→ **WORK TO DO**: Print all of the lines exactly. Any picture among them stays out.

BEGIN SUPPLIED DATA

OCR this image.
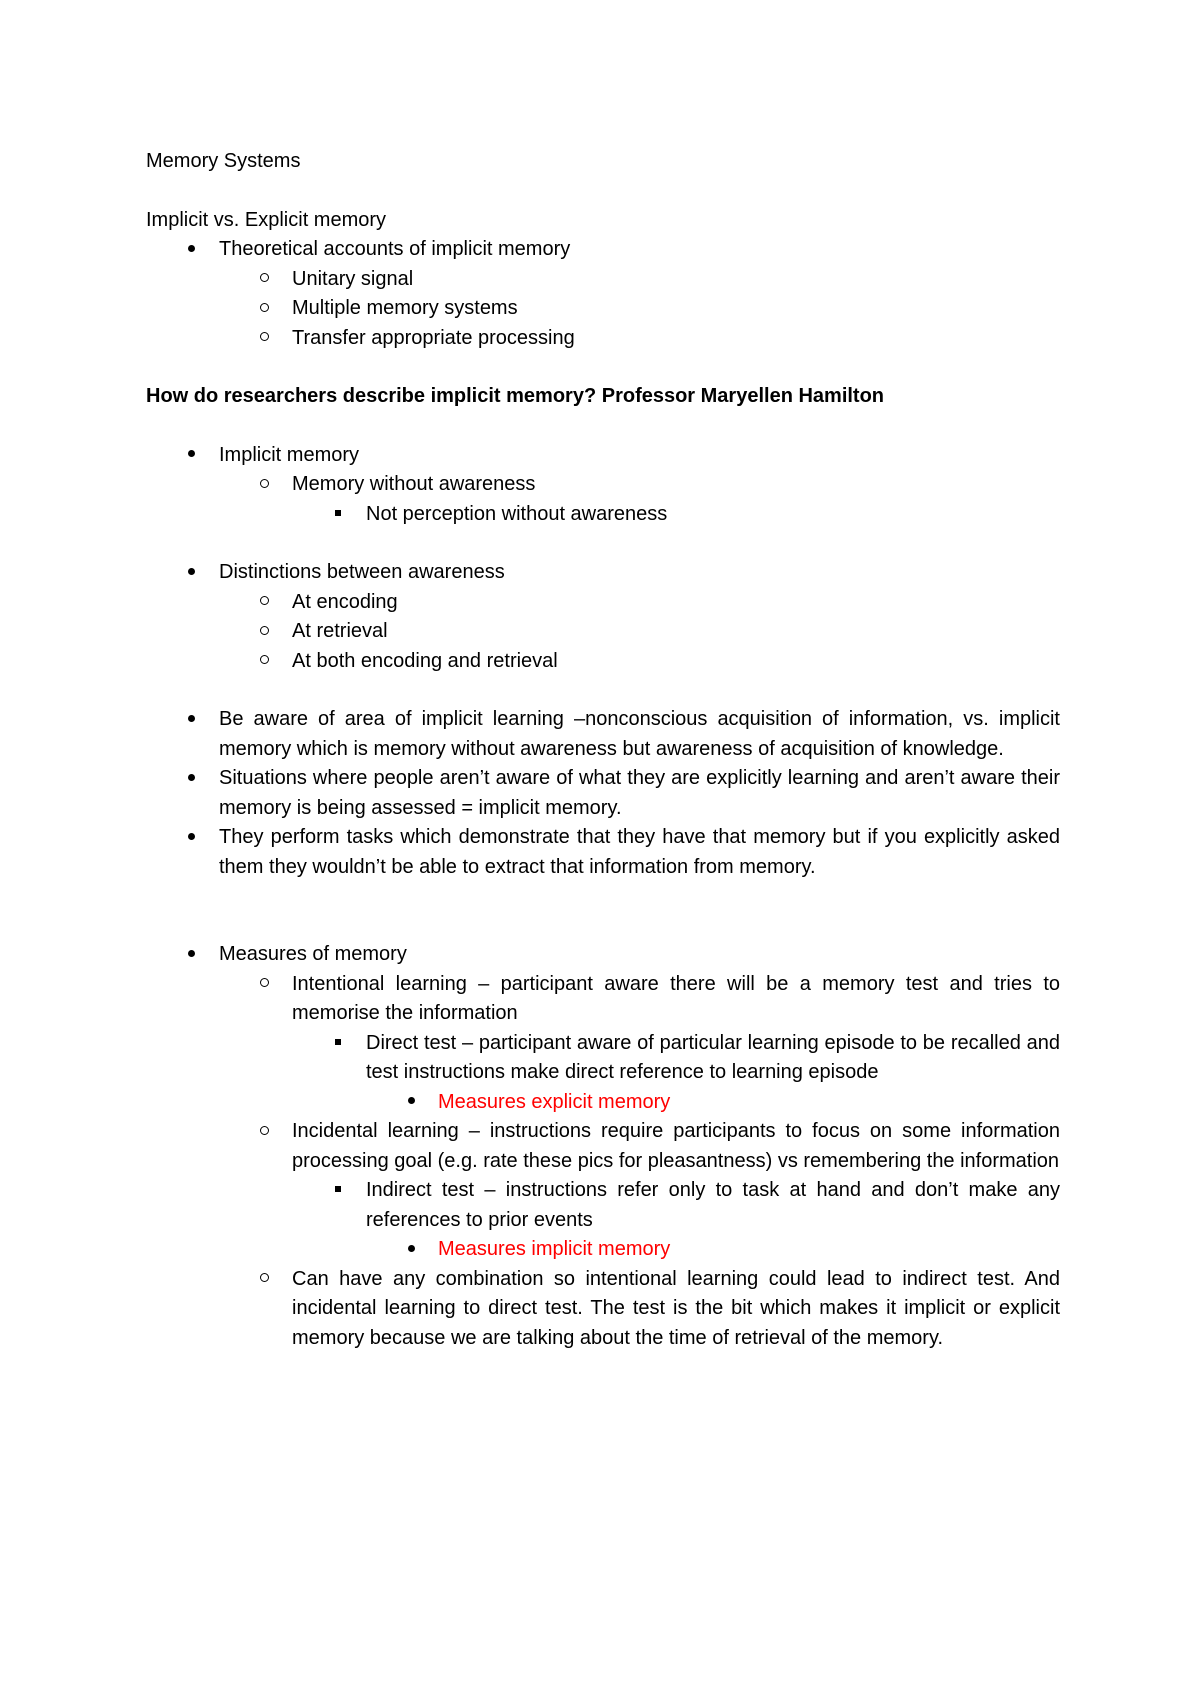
Memory Systems
Implicit vs. Explicit memory
Theoretical accounts of implicit memory
Unitary signal
Multiple memory systems
Transfer appropriate processing
How do researchers describe implicit memory? Professor Maryellen Hamilton
Implicit memory
Memory without awareness
Not perception without awareness
Distinctions between awareness
At encoding
At retrieval
At both encoding and retrieval
Be aware of area of implicit learning –nonconscious acquisition of information, vs. implicit memory which is memory without awareness but awareness of acquisition of knowledge.
Situations where people aren’t aware of what they are explicitly learning and aren’t aware their memory is being assessed = implicit memory.
They perform tasks which demonstrate that they have that memory but if you explicitly asked them they wouldn’t be able to extract that information from memory.
Measures of memory
Intentional learning – participant aware there will be a memory test and tries to memorise the information
Direct test – participant aware of particular learning episode to be recalled and test instructions make direct reference to learning episode
Measures explicit memory
Incidental learning – instructions require participants to focus on some information processing goal (e.g. rate these pics for pleasantness) vs remembering the information
Indirect test – instructions refer only to task at hand and don’t make any references to prior events
Measures implicit memory
Can have any combination so intentional learning could lead to indirect test. And incidental learning to direct test. The test is the bit which makes it implicit or explicit memory because we are talking about the time of retrieval of the memory.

END SUPPLIED DATA

→ **REPLY TO THE TASK**:
OCR this image.
Memory Systems
Implicit vs. Explicit memory
Theoretical accounts of implicit memory
Unitary signal
Multiple memory systems
Transfer appropriate processing
How do researchers describe implicit memory? Professor Maryellen Hamilton
Implicit memory
Memory without awareness
Not perception without awareness
Distinctions between awareness
At encoding
At retrieval
At both encoding and retrieval
Be aware of area of implicit learning –nonconscious acquisition of information, vs. implicit memory which is memory without awareness but awareness of acquisition of knowledge.
Situations where people aren’t aware of what they are explicitly learning and aren’t aware their memory is being assessed = implicit memory.
They perform tasks which demonstrate that they have that memory but if you explicitly asked them they wouldn’t be able to extract that information from memory.
Measures of memory
Intentional learning – participant aware there will be a memory test and tries to memorise the information
Direct test – participant aware of particular learning episode to be recalled and test instructions make direct reference to learning episode
Measures explicit memory
Incidental learning – instructions require participants to focus on some information processing goal (e.g. rate these pics for pleasantness) vs remembering the information
Indirect test – instructions refer only to task at hand and don’t make any references to prior events
Measures implicit memory
Can have any combination so intentional learning could lead to indirect test. And incidental learning to direct test. The test is the bit which makes it implicit or explicit memory because we are talking about the time of retrieval of the memory.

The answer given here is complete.